## begin Records for the task

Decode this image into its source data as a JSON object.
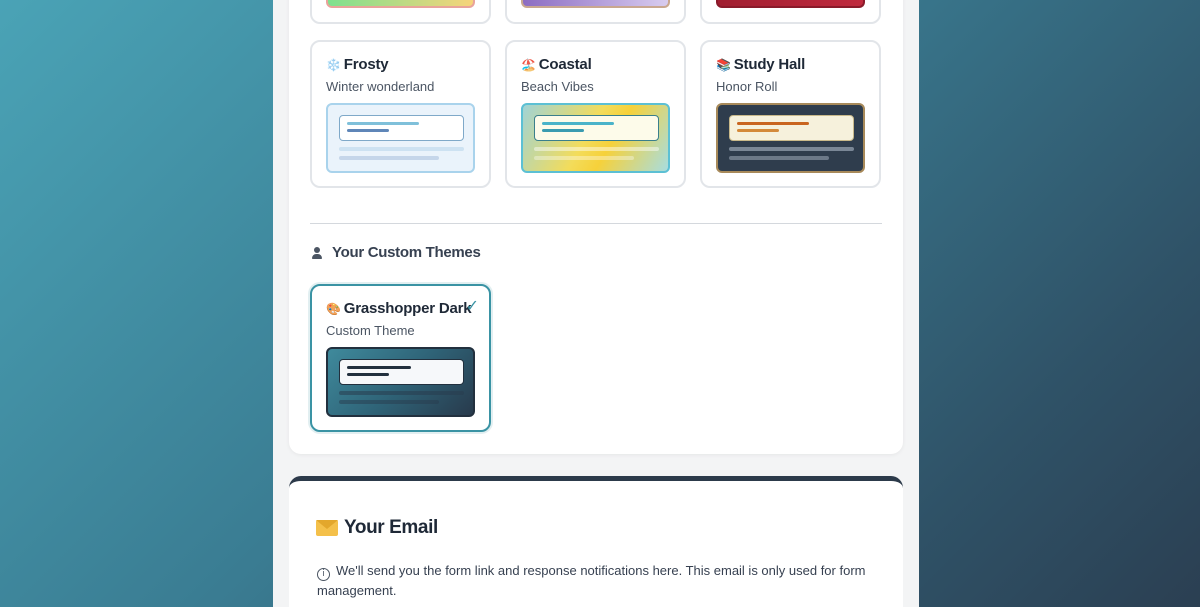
{
  "themes_top_row": [
    {
      "name": "theme-top-1",
      "strip_colors": [
        "#7ee08e",
        "#f7d47a"
      ],
      "border": "#e9a39a"
    },
    {
      "name": "theme-top-2",
      "strip_colors": [
        "#8c6cc2",
        "#d8ccef"
      ],
      "border": "#c9a78f"
    },
    {
      "name": "theme-top-3",
      "strip_colors": [
        "#a01e30",
        "#c02a3e"
      ],
      "border": "#8a1a2a"
    }
  ],
  "themes": [
    {
      "emoji": "❄️",
      "title": "Frosty",
      "subtitle": "Winter wonderland"
    },
    {
      "emoji": "🏖️",
      "title": "Coastal",
      "subtitle": "Beach Vibes"
    },
    {
      "emoji": "📚",
      "title": "Study Hall",
      "subtitle": "Honor Roll"
    }
  ],
  "custom_section": {
    "title": "Your Custom Themes",
    "themes": [
      {
        "emoji": "🎨",
        "title": "Grasshopper Dark",
        "subtitle": "Custom Theme",
        "selected": true,
        "check": "✓"
      }
    ]
  },
  "email_section": {
    "title": "Your Email",
    "info_glyph": "i",
    "note": "We'll send you the form link and response notifications here. This email is only used for form management."
  },
  "colors": {
    "accent": "#3a93a4",
    "frosty_bg": "#eaf3fb",
    "coastal_bg": "#f3dc5a",
    "study_bg": "#2f3d4d",
    "grasshopper_bg": "#2f6478"
  }
}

## end Records for the task

Write out each line again precisely as it appears, skipping every picture.

Decode this image into its source data as a JSON object.
{
  "themes_top_row": [
    {
      "name": "theme-top-1",
      "strip_colors": [
        "#7ee08e",
        "#f7d47a"
      ],
      "border": "#e9a39a"
    },
    {
      "name": "theme-top-2",
      "strip_colors": [
        "#8c6cc2",
        "#d8ccef"
      ],
      "border": "#c9a78f"
    },
    {
      "name": "theme-top-3",
      "strip_colors": [
        "#a01e30",
        "#c02a3e"
      ],
      "border": "#8a1a2a"
    }
  ],
  "themes": [
    {
      "emoji": "❄️",
      "title": "Frosty",
      "subtitle": "Winter wonderland"
    },
    {
      "emoji": "🏖️",
      "title": "Coastal",
      "subtitle": "Beach Vibes"
    },
    {
      "emoji": "📚",
      "title": "Study Hall",
      "subtitle": "Honor Roll"
    }
  ],
  "custom_section": {
    "title": "Your Custom Themes",
    "themes": [
      {
        "emoji": "🎨",
        "title": "Grasshopper Dark",
        "subtitle": "Custom Theme",
        "selected": true,
        "check": "✓"
      }
    ]
  },
  "email_section": {
    "title": "Your Email",
    "info_glyph": "i",
    "note": "We'll send you the form link and response notifications here. This email is only used for form management."
  },
  "colors": {
    "accent": "#3a93a4",
    "frosty_bg": "#eaf3fb",
    "coastal_bg": "#f3dc5a",
    "study_bg": "#2f3d4d",
    "grasshopper_bg": "#2f6478"
  }
}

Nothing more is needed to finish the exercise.